▶ Stated exercise:
Render this sentence from the project summary into French: "We focus on soil and in particular soil fungi, key players in terrestrial ecosystems, testing a range of gradually vs. abruptly changing environmental factors, in a range of contexts."

▶ Quoted passage:

Periodic Reporting for period 2 - Gradual_Change (Gradual and abrupt environmental change: connecting physiology, evolution and community composition)

Teaser

A major goal in ecology is to predict how environmental changes, including drivers of global change, affect communities and ecosystem functioning, with society demanding answers to these pressing questions. A key limitation of virtually all experimental approaches addressing...

Summary

A major goal in ecology is to predict how environmental changes, including drivers of global change, affect communities and ecosystem functioning, with society demanding answers to these pressing questions. A key limitation of virtually all experimental approaches addressing such questions is that treatments are delivered abruptly, while many changes occurring in nature are gradual. Here we comprehensively study consequences of environmental change when delivered abruptly vs. gradually. In order to understand and model effects of gradual vs. abrupt changes, we need to simultaneously consider physiological effects (e.g. acclimation), evolutionary changes (e.g. adaptation) and changes in community composition and functioning. Even though changes at these levels likely interact, there is no study in which physiology, evolutionary changes and community shifts have been studied in response to a changing environmental factor. This research program thus enters unchartered territory of empirical environmental research in proposing work at this nexus of physiology, environmental change and community composition/ function. We focus on soil and in particular soil fungi, key players in terrestrial ecosystems, testing a range of gradually vs. abruptly changing environmental factors, in a range of contexts. We connect differential responses to species traits, apply modeling and employ data syntheses and literature syntheses. In addition, we also carry out pioneering work on an emerging new factor of global change, microplastic. This work is expected to have transformative character in providing not only new mechanistic insights into effects of environmental change, but will also represent a step change in fungal ecology.

▶ Excerpted data:
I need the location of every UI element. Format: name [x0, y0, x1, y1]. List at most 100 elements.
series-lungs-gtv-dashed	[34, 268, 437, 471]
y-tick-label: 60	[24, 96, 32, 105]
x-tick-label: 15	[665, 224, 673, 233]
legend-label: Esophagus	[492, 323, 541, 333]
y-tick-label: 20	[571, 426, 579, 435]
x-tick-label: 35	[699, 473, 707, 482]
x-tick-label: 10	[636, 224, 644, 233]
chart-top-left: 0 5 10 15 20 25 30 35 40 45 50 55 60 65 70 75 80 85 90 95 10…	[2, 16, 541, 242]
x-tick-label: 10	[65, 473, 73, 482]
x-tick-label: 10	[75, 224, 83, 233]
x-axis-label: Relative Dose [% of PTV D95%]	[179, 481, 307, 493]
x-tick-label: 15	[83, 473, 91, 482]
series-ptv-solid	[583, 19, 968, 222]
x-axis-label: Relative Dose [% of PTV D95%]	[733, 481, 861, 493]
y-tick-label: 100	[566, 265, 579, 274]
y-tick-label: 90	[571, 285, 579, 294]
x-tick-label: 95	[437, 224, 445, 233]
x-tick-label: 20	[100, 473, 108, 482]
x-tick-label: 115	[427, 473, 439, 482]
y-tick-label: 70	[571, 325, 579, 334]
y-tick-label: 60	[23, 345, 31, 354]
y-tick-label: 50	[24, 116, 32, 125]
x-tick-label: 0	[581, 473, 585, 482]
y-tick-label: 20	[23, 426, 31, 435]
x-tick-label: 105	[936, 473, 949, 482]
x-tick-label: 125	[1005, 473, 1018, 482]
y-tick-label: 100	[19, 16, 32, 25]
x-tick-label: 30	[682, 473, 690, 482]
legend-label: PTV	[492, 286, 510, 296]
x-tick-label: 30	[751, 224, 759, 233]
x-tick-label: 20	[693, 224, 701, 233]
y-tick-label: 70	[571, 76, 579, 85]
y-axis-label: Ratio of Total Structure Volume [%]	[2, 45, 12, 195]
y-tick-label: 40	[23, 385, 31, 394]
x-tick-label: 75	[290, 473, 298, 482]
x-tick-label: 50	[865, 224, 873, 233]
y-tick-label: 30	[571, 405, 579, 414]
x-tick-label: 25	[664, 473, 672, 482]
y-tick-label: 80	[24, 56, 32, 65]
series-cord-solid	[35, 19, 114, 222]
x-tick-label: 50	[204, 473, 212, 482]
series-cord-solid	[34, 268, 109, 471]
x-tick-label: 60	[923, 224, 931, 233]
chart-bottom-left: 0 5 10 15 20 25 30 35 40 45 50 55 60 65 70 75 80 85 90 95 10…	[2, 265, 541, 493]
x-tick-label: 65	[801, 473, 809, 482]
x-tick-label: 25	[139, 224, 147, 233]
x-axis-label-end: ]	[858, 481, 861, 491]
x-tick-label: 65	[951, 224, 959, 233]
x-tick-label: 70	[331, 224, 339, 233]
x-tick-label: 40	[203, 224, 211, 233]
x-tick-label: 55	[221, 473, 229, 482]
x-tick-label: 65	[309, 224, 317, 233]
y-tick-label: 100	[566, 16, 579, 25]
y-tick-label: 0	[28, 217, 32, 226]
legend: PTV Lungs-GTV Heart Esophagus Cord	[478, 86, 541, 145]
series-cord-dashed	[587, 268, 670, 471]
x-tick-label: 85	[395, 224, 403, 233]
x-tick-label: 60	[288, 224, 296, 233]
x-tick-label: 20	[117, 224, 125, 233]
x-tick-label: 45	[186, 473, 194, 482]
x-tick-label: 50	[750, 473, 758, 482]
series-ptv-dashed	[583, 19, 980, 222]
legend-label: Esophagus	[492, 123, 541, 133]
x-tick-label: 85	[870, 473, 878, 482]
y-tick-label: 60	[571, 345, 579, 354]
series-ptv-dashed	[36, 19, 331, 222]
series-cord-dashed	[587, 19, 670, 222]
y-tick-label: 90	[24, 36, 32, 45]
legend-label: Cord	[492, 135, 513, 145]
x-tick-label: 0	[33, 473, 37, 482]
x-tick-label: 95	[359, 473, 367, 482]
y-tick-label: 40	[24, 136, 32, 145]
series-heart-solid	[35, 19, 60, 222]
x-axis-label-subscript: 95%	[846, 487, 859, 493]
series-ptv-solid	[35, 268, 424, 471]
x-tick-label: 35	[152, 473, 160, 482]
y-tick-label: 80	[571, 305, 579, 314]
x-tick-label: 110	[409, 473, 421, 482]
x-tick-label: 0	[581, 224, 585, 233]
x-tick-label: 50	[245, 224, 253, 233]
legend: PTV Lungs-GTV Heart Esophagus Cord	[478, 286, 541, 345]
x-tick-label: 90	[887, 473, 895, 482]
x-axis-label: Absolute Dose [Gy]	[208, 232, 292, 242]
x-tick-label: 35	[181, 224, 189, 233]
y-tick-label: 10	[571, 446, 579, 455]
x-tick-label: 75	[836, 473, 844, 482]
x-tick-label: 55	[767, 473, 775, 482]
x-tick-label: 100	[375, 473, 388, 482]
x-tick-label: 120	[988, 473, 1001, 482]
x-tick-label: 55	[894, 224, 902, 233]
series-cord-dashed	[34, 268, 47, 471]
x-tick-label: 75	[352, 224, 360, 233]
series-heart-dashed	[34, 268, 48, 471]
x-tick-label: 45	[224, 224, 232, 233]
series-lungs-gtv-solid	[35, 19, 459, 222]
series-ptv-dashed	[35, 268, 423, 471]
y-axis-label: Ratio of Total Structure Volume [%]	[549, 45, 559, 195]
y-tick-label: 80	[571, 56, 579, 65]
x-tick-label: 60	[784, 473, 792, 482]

▶ Exercise result:
Nous nous concentrons sur le sol, et en particulier sur les champignons du sol, acteurs clés des écosystèmes terrestres, en testant une série de facteurs environnementaux changeant graduellement ou brusquement, dans divers contextes.